Data listing:
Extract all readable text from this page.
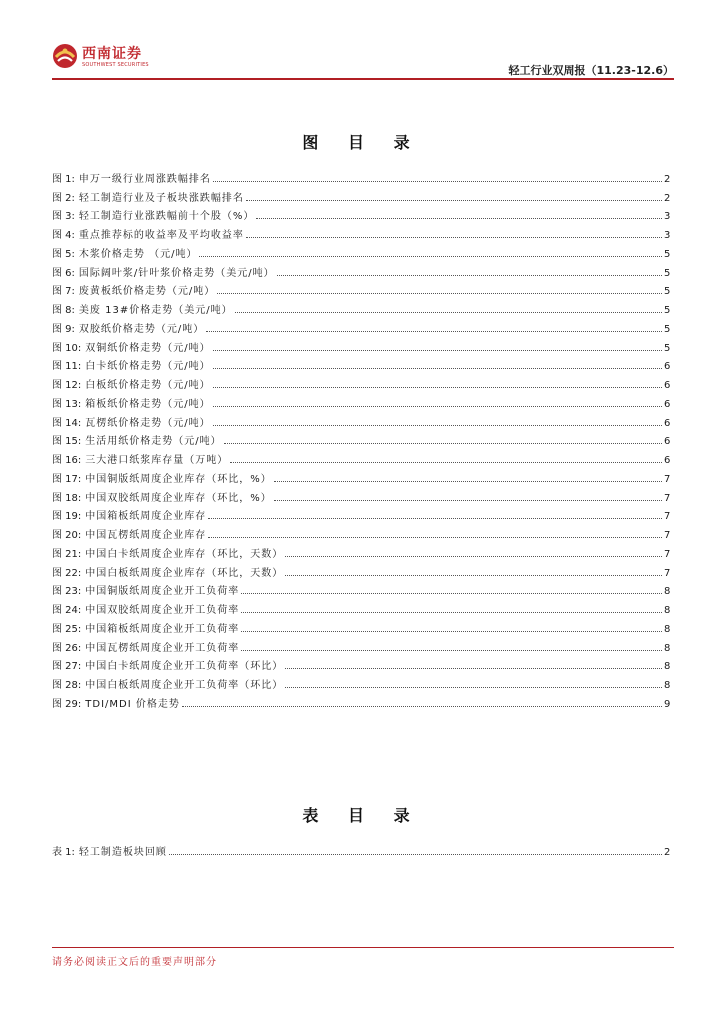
西南证券
SOUTHWEST SECURITIES	轻工行业双周报（11.23-12.6）
图 目 录
图 1: 申万一级行业周涨跌幅排名	2
图 2: 轻工制造行业及子板块涨跌幅排名	2
图 3: 轻工制造行业涨跌幅前十个股（%）	3
图 4: 重点推荐标的收益率及平均收益率	3
图 5: 木浆价格走势 （元/吨）	5
图 6: 国际阔叶浆/针叶浆价格走势（美元/吨）	5
图 7: 废黄板纸价格走势（元/吨）	5
图 8: 美废 13#价格走势（美元/吨）	5
图 9: 双胶纸价格走势（元/吨）	5
图 10: 双铜纸价格走势（元/吨）	5
图 11: 白卡纸价格走势（元/吨）	6
图 12: 白板纸价格走势（元/吨）	6
图 13: 箱板纸价格走势（元/吨）	6
图 14: 瓦楞纸价格走势（元/吨）	6
图 15: 生活用纸价格走势（元/吨）	6
图 16: 三大港口纸浆库存量（万吨）	6
图 17: 中国铜版纸周度企业库存（环比，%）	7
图 18: 中国双胶纸周度企业库存（环比，%）	7
图 19: 中国箱板纸周度企业库存	7
图 20: 中国瓦楞纸周度企业库存	7
图 21: 中国白卡纸周度企业库存（环比，天数）	7
图 22: 中国白板纸周度企业库存（环比，天数）	7
图 23: 中国铜版纸周度企业开工负荷率	8
图 24: 中国双胶纸周度企业开工负荷率	8
图 25: 中国箱板纸周度企业开工负荷率	8
图 26: 中国瓦楞纸周度企业开工负荷率	8
图 27: 中国白卡纸周度企业开工负荷率（环比）	8
图 28: 中国白板纸周度企业开工负荷率（环比）	8
图 29: TDI/MDI 价格走势	9
表 目 录
表 1: 轻工制造板块回顾	2
请务必阅读正文后的重要声明部分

What you have to do: Copy every line of the data exactly as written, excluding the pictures.

The output:
Extract all readable text from this page.
西南证券
SOUTHWEST SECURITIES	轻工行业双周报（11.23-12.6）
图 目 录
图 1: 申万一级行业周涨跌幅排名	2
图 2: 轻工制造行业及子板块涨跌幅排名	2
图 3: 轻工制造行业涨跌幅前十个股（%）	3
图 4: 重点推荐标的收益率及平均收益率	3
图 5: 木浆价格走势 （元/吨）	5
图 6: 国际阔叶浆/针叶浆价格走势（美元/吨）	5
图 7: 废黄板纸价格走势（元/吨）	5
图 8: 美废 13#价格走势（美元/吨）	5
图 9: 双胶纸价格走势（元/吨）	5
图 10: 双铜纸价格走势（元/吨）	5
图 11: 白卡纸价格走势（元/吨）	6
图 12: 白板纸价格走势（元/吨）	6
图 13: 箱板纸价格走势（元/吨）	6
图 14: 瓦楞纸价格走势（元/吨）	6
图 15: 生活用纸价格走势（元/吨）	6
图 16: 三大港口纸浆库存量（万吨）	6
图 17: 中国铜版纸周度企业库存（环比，%）	7
图 18: 中国双胶纸周度企业库存（环比，%）	7
图 19: 中国箱板纸周度企业库存	7
图 20: 中国瓦楞纸周度企业库存	7
图 21: 中国白卡纸周度企业库存（环比，天数）	7
图 22: 中国白板纸周度企业库存（环比，天数）	7
图 23: 中国铜版纸周度企业开工负荷率	8
图 24: 中国双胶纸周度企业开工负荷率	8
图 25: 中国箱板纸周度企业开工负荷率	8
图 26: 中国瓦楞纸周度企业开工负荷率	8
图 27: 中国白卡纸周度企业开工负荷率（环比）	8
图 28: 中国白板纸周度企业开工负荷率（环比）	8
图 29: TDI/MDI 价格走势	9
表 目 录
表 1: 轻工制造板块回顾	2
请务必阅读正文后的重要声明部分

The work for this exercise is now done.